Objective >> Collect all lines below with the string "color".

== Supplied material

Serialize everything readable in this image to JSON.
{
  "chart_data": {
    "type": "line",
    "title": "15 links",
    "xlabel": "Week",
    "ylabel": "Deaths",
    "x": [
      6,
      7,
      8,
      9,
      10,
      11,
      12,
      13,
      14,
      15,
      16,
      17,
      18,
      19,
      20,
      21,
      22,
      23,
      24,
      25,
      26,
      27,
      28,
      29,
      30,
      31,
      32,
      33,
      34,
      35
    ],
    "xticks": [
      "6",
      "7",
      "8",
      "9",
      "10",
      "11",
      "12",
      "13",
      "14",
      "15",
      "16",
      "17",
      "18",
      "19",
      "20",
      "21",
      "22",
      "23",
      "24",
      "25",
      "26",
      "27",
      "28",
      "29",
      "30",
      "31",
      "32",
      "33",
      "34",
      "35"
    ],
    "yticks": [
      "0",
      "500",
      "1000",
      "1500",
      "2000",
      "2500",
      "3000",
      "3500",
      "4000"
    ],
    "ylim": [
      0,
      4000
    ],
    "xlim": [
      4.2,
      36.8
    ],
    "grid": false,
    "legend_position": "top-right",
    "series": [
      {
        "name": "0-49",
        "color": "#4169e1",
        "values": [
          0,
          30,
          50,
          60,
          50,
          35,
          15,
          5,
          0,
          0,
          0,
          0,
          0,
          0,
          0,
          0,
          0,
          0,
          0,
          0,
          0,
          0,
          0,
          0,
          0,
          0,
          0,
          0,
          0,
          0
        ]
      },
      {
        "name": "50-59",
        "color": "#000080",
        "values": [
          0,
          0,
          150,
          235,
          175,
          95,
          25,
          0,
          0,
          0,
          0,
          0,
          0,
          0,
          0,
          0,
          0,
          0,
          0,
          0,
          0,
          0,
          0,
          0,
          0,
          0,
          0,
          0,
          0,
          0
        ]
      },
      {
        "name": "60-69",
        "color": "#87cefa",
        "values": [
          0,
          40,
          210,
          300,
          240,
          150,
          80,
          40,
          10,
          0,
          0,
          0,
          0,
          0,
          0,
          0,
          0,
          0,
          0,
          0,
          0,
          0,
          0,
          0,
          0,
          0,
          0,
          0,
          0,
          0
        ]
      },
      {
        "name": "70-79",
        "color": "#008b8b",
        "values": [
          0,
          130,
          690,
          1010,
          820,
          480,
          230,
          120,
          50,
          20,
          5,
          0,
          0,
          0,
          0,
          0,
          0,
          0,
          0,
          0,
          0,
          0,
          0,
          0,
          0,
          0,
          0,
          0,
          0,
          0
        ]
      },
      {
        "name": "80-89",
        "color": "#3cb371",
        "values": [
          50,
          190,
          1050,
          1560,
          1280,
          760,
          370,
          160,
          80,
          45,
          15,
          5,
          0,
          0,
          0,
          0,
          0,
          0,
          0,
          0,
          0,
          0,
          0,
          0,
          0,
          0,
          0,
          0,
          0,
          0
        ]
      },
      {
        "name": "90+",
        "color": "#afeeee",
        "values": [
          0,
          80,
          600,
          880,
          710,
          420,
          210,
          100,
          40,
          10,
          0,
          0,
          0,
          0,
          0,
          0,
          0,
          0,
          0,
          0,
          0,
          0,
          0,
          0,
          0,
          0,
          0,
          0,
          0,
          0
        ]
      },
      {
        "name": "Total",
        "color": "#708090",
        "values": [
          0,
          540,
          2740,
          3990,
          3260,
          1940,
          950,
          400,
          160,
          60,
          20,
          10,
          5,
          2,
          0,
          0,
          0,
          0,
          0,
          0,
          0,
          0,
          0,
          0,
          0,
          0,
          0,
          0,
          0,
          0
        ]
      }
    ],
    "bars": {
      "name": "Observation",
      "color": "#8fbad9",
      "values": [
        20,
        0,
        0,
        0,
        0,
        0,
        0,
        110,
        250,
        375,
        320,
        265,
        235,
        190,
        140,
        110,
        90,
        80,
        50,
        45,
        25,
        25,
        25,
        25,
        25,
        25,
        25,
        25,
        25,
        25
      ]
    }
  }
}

====

Task response >>
        "color": "#4169e1",
        "color": "#000080",
        "color": "#87cefa",
        "color": "#008b8b",
        "color": "#3cb371",
        "color": "#afeeee",
        "color": "#708090",
      "color": "#8fbad9",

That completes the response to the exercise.